Find all lines in the listing that include the word "HCOB", then copy them.

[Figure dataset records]
★ ★ ★ ★

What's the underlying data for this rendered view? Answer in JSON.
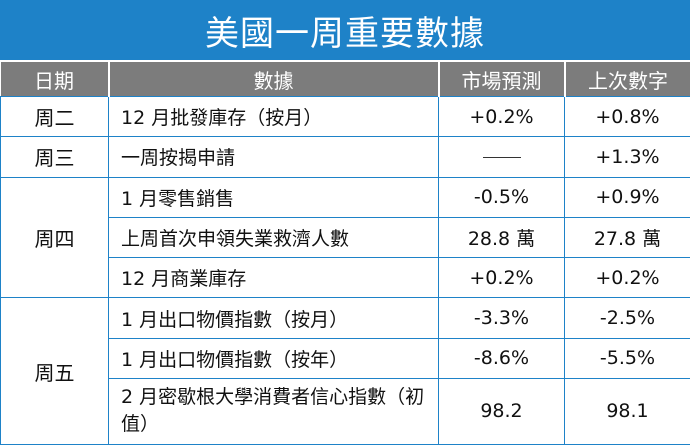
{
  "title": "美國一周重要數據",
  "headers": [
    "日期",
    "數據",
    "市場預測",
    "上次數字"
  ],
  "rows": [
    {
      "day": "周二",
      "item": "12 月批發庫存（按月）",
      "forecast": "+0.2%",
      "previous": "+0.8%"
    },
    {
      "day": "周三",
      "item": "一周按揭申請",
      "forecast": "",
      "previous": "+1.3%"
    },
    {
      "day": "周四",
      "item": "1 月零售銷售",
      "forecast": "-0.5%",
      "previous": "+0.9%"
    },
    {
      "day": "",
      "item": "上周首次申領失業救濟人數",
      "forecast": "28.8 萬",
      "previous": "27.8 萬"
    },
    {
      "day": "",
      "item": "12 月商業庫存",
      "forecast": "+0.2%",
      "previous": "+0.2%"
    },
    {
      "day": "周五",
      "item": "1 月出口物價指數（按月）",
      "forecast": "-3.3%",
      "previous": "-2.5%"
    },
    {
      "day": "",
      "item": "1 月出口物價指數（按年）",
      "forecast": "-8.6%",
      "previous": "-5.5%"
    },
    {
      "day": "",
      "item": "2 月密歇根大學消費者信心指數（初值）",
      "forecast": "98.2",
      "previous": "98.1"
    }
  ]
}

★ ★ ★ ★

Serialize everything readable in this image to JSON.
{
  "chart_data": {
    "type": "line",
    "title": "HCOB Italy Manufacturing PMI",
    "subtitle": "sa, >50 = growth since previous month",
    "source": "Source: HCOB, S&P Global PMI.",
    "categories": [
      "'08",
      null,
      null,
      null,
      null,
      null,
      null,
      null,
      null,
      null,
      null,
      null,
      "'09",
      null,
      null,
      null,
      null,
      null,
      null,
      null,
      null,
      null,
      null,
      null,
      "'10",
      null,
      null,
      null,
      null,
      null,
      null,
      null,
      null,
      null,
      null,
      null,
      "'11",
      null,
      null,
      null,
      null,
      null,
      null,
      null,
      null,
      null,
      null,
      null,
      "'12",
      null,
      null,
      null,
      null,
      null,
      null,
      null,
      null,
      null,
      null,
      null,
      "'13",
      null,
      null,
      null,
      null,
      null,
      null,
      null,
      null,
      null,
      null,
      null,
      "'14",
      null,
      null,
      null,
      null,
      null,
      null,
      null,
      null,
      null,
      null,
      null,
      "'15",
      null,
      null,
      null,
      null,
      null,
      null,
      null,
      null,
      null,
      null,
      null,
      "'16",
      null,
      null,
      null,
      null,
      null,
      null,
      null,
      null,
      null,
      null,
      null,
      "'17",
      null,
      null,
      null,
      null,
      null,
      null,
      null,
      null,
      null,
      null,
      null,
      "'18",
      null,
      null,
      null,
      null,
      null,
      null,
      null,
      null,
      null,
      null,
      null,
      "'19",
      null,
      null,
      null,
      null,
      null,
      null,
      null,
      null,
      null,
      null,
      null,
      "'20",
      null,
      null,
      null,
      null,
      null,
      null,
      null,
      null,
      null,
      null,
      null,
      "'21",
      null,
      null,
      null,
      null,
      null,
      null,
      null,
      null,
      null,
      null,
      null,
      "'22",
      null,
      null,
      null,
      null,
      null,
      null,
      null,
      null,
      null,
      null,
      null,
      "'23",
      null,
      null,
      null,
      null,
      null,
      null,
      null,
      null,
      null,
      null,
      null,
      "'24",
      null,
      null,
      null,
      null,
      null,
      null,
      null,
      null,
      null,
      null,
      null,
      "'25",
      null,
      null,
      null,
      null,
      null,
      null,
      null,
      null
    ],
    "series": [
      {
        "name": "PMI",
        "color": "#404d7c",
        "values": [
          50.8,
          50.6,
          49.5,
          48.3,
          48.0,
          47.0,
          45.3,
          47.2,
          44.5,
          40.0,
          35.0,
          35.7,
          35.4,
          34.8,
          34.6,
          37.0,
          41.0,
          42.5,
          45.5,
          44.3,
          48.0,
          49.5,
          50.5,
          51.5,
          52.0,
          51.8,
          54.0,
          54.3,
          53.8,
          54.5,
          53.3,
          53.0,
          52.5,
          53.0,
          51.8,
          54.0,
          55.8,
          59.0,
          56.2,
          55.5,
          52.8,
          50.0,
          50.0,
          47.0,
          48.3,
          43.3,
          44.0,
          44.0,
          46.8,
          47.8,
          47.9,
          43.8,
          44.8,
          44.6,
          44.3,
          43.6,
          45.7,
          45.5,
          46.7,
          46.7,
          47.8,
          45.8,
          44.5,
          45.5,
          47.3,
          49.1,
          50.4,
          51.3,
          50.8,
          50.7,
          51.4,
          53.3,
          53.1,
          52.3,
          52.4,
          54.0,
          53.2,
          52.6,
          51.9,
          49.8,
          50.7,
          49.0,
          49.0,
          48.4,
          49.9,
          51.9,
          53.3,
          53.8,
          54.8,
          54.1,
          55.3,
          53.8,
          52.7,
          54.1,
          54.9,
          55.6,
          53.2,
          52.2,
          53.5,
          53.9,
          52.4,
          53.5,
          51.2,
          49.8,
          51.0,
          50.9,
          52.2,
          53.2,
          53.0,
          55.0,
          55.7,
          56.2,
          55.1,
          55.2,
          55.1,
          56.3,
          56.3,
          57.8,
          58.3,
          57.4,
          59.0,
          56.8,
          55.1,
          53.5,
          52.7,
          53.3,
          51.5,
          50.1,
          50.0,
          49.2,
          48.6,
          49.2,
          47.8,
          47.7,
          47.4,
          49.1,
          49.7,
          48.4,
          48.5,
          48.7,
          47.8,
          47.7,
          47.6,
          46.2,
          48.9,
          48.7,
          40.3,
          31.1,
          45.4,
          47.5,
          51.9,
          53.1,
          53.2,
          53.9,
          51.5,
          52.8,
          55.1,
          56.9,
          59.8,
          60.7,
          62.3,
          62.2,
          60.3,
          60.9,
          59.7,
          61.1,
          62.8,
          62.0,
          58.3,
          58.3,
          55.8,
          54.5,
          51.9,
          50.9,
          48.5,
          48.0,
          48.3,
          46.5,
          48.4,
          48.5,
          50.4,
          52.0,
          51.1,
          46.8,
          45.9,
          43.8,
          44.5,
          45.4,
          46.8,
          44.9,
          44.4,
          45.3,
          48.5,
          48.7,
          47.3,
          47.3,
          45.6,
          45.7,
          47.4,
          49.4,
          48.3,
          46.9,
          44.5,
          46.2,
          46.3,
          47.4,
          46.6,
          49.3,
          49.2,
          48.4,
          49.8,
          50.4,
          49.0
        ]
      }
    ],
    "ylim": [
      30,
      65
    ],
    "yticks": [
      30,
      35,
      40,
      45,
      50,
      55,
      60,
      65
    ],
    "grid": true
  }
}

★ ★ ★ ★

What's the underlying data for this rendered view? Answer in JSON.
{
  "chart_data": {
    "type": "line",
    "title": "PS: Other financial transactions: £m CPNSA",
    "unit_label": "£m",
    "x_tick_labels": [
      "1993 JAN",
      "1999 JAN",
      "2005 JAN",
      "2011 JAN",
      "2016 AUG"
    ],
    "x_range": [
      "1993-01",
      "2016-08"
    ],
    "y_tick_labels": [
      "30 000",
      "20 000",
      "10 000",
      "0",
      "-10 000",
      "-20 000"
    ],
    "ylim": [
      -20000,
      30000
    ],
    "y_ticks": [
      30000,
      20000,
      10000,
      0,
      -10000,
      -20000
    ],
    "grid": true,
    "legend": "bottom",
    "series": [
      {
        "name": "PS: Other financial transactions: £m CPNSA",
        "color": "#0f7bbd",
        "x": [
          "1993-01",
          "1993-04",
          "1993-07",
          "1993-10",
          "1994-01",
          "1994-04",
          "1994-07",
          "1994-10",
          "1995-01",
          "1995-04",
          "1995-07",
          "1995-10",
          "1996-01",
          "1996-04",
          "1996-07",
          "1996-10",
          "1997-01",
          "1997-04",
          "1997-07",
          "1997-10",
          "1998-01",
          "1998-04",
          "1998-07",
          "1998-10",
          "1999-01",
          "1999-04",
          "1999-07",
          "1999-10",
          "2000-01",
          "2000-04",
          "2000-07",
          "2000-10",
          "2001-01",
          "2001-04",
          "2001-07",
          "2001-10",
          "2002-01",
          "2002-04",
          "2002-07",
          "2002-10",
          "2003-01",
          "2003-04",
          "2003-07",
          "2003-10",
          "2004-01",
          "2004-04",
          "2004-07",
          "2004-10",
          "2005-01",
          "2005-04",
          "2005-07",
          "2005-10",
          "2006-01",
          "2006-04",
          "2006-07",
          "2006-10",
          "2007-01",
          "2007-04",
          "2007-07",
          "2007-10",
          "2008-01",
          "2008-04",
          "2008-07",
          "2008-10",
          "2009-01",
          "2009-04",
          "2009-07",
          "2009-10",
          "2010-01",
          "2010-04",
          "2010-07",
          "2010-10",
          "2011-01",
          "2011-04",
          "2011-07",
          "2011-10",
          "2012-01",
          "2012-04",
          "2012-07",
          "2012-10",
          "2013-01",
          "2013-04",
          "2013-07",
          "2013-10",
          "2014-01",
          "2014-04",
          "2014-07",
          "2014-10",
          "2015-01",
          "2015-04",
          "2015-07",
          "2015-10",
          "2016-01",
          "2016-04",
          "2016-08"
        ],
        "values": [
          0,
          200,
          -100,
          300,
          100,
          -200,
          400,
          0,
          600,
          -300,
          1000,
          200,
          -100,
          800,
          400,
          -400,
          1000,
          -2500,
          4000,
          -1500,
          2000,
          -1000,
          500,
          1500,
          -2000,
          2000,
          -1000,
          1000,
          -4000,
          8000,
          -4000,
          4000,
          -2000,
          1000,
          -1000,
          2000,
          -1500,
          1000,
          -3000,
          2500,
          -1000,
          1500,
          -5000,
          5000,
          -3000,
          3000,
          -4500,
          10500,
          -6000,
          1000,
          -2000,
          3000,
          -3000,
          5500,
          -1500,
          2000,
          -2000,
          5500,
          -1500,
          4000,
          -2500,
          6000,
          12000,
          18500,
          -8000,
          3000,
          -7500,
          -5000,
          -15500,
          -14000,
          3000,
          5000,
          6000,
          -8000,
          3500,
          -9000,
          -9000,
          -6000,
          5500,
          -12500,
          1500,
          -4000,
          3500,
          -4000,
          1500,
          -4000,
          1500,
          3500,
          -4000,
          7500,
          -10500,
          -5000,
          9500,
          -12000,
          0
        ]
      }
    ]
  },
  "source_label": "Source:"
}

★ ★ ★ ★

### EXERCISE OUTPUT
    "title": "HCOB Italy Manufacturing PMI",
    "source": "Source: HCOB, S&P Global PMI.",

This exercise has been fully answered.